## Instructions to follow
Go through the material below and copy all lines with "python".
— start Supplied information —
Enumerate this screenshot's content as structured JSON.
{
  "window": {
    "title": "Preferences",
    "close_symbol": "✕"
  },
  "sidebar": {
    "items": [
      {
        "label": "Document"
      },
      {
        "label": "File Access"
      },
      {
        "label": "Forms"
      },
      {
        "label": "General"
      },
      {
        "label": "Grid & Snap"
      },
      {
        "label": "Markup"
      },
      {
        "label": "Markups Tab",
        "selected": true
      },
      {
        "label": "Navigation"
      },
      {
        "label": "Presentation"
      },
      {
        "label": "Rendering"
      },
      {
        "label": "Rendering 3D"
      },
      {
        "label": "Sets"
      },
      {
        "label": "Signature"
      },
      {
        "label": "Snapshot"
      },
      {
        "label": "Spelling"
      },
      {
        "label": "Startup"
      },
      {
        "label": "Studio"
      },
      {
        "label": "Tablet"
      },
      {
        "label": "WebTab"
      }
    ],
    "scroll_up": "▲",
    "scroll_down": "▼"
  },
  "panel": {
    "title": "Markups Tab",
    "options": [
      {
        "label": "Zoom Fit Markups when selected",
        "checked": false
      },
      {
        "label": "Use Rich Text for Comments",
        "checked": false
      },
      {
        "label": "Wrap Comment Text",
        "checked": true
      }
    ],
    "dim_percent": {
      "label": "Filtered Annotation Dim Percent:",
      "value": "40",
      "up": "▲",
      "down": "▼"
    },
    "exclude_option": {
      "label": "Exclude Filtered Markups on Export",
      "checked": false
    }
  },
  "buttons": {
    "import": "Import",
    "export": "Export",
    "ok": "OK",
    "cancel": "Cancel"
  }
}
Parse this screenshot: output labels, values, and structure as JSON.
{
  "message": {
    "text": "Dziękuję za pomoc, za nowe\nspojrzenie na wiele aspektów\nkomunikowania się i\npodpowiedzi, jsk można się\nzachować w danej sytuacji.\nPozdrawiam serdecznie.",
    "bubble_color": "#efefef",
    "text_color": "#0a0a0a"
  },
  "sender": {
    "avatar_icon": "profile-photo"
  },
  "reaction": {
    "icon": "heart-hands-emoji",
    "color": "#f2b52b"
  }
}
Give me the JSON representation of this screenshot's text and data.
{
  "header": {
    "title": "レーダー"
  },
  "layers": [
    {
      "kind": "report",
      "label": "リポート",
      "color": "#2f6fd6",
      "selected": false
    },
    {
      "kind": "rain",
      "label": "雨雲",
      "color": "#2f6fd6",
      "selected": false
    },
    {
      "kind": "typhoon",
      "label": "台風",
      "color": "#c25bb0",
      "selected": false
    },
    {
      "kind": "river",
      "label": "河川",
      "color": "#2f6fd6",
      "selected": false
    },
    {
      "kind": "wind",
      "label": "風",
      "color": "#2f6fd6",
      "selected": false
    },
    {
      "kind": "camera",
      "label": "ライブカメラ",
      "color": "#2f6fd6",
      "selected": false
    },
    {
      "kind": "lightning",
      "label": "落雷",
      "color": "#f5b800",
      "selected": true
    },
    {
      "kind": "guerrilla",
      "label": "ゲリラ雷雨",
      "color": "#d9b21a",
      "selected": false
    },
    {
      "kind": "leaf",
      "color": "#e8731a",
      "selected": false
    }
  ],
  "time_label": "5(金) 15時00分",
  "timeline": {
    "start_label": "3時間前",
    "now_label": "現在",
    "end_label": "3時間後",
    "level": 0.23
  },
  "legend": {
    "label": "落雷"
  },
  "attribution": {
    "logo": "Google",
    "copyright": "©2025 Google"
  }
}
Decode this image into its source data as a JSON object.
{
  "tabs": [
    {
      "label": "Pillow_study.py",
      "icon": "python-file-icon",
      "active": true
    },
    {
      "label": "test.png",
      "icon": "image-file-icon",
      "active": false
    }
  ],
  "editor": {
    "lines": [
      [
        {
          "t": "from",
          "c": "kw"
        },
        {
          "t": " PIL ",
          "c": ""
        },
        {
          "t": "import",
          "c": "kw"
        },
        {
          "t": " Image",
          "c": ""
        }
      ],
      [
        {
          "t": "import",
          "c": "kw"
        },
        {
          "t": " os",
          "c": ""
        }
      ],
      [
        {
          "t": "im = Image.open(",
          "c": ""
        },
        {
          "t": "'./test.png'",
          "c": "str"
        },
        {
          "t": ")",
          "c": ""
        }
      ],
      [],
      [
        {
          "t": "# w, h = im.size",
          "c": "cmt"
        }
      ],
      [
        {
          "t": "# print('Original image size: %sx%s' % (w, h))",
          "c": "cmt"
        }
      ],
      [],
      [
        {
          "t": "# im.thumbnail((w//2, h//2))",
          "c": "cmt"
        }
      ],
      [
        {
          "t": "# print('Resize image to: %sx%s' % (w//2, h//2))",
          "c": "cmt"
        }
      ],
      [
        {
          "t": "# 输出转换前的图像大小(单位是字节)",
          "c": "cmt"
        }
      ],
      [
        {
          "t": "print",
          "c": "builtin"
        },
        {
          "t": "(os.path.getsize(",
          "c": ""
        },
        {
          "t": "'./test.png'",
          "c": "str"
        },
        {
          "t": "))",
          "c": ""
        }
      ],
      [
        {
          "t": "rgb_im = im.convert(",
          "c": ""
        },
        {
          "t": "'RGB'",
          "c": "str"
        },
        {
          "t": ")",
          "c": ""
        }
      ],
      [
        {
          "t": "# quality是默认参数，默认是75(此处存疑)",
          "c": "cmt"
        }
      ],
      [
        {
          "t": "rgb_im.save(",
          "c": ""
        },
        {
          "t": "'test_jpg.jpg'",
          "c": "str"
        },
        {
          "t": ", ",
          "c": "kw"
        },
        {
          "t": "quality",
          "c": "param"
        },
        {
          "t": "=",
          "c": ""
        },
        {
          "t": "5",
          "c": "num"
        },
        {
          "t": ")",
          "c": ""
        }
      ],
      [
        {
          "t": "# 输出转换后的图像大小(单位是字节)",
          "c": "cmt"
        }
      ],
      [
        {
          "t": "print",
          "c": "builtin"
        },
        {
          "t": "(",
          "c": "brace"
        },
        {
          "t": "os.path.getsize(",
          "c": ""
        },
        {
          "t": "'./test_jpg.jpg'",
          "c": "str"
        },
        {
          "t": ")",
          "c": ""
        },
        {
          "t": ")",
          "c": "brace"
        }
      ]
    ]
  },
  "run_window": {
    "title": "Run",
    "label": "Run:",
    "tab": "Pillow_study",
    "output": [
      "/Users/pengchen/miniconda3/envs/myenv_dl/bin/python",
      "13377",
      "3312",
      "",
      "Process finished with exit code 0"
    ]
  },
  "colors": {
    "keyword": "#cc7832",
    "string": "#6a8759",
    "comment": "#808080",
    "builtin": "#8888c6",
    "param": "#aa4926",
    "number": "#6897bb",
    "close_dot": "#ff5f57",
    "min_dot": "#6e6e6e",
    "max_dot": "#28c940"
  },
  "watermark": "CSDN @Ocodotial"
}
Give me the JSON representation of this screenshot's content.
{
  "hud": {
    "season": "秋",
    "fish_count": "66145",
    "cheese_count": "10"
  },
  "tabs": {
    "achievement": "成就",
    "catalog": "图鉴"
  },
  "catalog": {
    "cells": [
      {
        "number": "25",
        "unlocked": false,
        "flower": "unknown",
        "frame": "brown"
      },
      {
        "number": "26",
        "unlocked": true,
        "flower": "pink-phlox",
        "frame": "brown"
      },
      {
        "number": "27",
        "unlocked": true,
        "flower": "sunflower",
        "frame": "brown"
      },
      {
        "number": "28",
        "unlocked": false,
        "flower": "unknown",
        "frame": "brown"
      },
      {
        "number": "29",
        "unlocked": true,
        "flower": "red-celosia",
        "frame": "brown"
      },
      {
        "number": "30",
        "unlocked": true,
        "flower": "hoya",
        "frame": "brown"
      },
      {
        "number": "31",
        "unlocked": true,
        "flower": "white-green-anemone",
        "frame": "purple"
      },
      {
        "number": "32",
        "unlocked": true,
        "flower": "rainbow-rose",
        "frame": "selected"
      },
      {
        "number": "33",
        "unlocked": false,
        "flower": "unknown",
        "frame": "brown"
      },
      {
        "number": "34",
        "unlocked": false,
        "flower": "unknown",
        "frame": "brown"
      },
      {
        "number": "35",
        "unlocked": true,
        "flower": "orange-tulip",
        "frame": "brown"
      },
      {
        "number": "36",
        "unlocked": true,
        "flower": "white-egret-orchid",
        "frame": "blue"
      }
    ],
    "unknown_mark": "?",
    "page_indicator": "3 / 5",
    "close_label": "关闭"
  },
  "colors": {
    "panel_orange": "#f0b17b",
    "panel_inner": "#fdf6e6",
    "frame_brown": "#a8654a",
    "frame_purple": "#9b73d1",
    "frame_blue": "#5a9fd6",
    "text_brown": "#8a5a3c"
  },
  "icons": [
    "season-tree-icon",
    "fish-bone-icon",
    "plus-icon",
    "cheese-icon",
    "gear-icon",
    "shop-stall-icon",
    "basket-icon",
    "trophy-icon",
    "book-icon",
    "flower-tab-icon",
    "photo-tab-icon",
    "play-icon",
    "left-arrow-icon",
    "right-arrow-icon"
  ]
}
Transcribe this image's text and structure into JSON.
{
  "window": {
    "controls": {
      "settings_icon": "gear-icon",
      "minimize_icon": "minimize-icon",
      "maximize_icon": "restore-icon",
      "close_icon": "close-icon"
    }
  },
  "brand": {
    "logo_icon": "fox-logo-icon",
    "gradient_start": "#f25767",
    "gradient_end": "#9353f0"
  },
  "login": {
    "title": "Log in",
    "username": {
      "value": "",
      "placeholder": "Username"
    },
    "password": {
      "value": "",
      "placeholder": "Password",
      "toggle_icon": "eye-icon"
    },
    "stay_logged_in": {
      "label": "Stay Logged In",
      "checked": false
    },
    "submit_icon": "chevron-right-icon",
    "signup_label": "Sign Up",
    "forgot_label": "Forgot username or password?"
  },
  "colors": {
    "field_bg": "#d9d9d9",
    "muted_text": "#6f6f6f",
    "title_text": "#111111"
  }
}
— end Supplied information —
## Exercise result
      "icon": "python-file-icon",
      "/Users/pengchen/miniconda3/envs/myenv_dl/bin/python",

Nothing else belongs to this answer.